[EXERCISE PROMPT]: Identify each line below that contains the word "生產追溯", and copy it out.

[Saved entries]
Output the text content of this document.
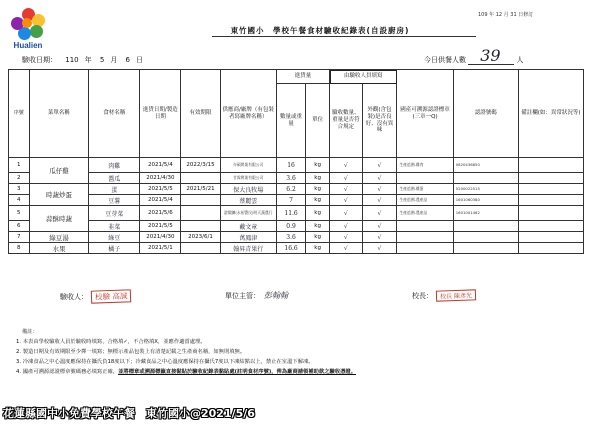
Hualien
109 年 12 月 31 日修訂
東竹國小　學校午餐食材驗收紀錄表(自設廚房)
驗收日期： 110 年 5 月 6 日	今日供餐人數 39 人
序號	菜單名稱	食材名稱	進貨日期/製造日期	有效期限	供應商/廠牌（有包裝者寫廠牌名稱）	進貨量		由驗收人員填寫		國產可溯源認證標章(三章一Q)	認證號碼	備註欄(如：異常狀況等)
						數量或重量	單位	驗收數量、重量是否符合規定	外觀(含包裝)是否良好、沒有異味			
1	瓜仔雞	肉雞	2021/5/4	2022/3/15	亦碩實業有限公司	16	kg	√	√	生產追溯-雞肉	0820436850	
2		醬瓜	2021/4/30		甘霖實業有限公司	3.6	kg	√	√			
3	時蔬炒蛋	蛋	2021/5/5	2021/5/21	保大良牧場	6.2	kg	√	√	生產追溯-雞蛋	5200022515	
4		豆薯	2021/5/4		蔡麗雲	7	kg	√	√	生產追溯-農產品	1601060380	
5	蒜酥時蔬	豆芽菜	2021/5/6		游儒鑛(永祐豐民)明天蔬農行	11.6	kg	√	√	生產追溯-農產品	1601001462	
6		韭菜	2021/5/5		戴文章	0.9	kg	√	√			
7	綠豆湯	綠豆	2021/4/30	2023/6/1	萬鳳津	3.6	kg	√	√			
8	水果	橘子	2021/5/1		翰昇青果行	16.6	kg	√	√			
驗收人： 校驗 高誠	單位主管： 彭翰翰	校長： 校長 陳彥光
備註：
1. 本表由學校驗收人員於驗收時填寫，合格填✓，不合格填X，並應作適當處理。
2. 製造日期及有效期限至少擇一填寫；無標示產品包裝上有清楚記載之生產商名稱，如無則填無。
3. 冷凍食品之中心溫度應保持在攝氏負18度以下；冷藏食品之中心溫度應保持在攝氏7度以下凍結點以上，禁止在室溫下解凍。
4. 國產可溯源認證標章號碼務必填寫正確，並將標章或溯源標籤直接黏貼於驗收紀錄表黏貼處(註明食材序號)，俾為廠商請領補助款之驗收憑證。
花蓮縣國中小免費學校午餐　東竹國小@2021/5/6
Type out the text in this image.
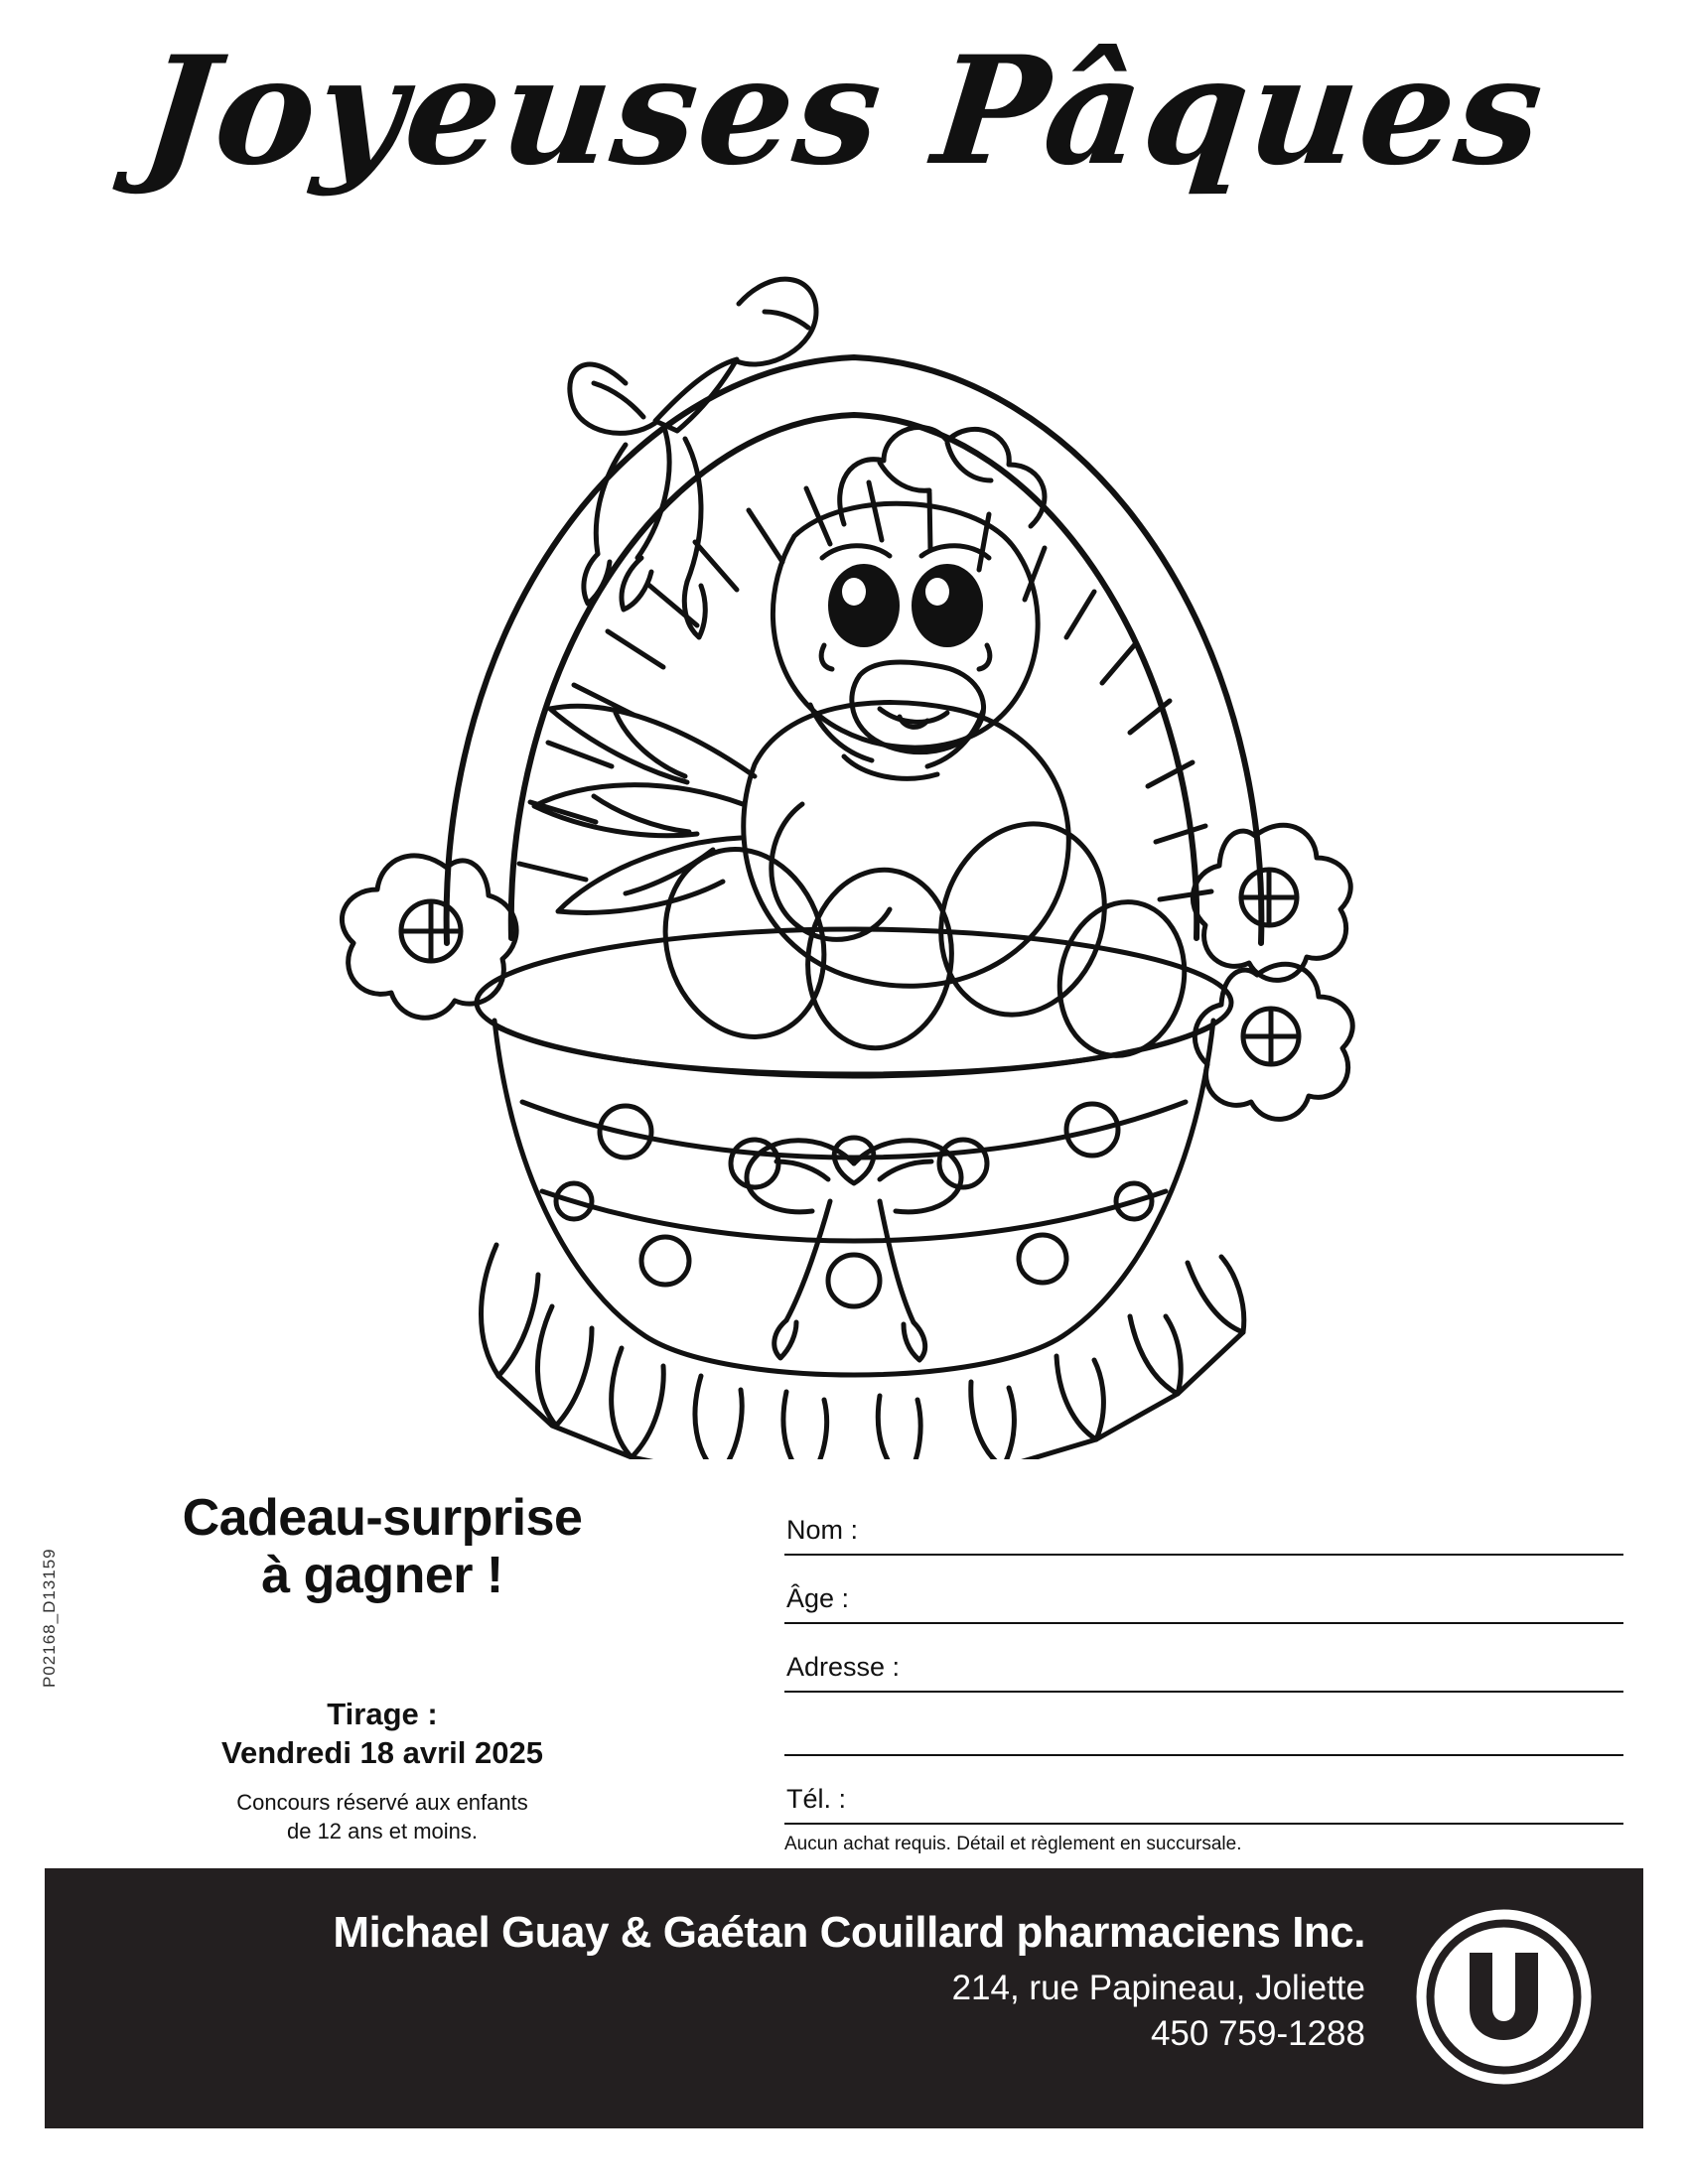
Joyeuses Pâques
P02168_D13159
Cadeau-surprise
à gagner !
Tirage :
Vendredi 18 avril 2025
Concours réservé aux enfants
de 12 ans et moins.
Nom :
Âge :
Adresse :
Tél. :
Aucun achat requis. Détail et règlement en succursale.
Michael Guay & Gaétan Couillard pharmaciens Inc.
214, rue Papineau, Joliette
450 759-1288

[ANSWER TO THE PROBLEM]:
1	瓜仔雞	肉雞	2021/5/4	2022/3/15	亦碩實業有限公司	16	kg	√	√	生產追溯-雞肉	0820436850	
3	時蔬炒蛋	蛋	2021/5/5	2021/5/21	保大良牧場	6.2	kg	√	√	生產追溯-雞蛋	5200022515	
4		豆薯	2021/5/4		蔡麗雲	7	kg	√	√	生產追溯-農產品	1601060380	
5	蒜酥時蔬	豆芽菜	2021/5/6		游儒鑛(永祐豐民)明天蔬農行	11.6	kg	√	√	生產追溯-農產品	1601001462	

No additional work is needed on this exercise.